↓

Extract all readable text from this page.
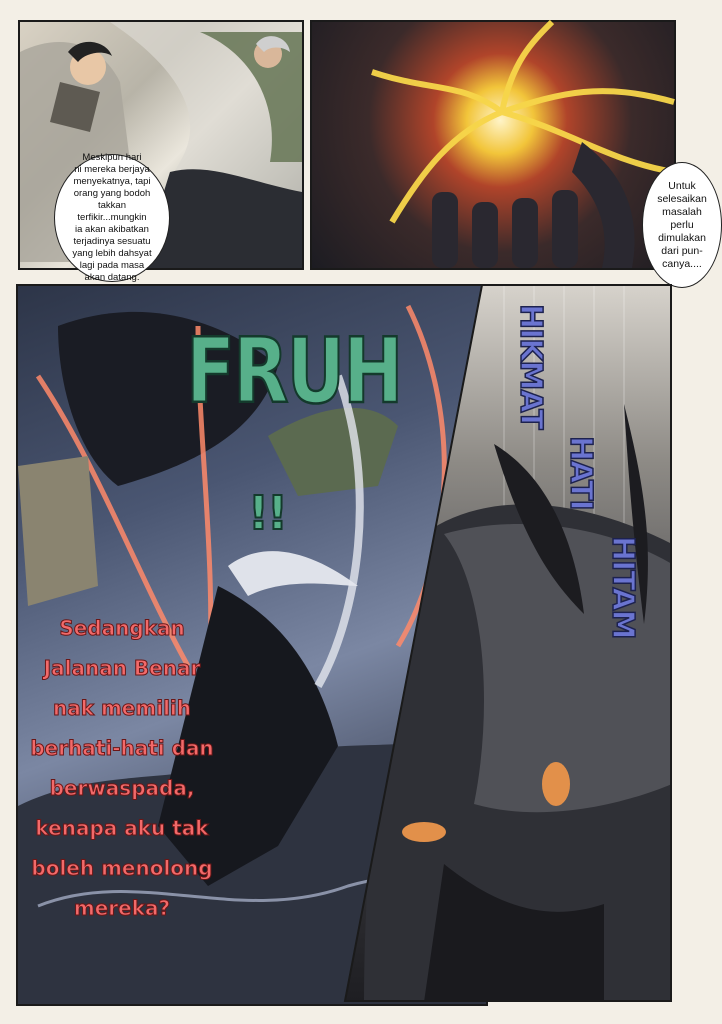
Meskipun hari
ni mereka berjaya
menyekatnya, tapi
orang yang bodoh
takkan terfikir...mungkin
ia akan akibatkan
terjadinya sesuatu
yang lebih dahsyat
lagi pada masa
akan datang.
Untuk
selesaikan
masalah
perlu
dimulakan
dari pun-
canya....
FRUH
!!
Sedangkan
Jalanan Benar
nak memilih
berhati-hati dan
berwaspada,
kenapa aku tak
boleh menolong
mereka?
HIKMAT
HATI
HITAM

↑

▸ TASK TO CARRY OUT:
Reproduce the whole listing exactly, but not the images in it.

▸ FULL RESPONSE:
Extract all readable text from this page.
Meskipun hari
ni mereka berjaya
menyekatnya, tapi
orang yang bodoh
takkan terfikir...mungkin
ia akan akibatkan
terjadinya sesuatu
yang lebih dahsyat
lagi pada masa
akan datang.
Untuk
selesaikan
masalah
perlu
dimulakan
dari pun-
canya....
FRUH
!!
Sedangkan
Jalanan Benar
nak memilih
berhati-hati dan
berwaspada,
kenapa aku tak
boleh menolong
mereka?
HIKMAT
HATI
HITAM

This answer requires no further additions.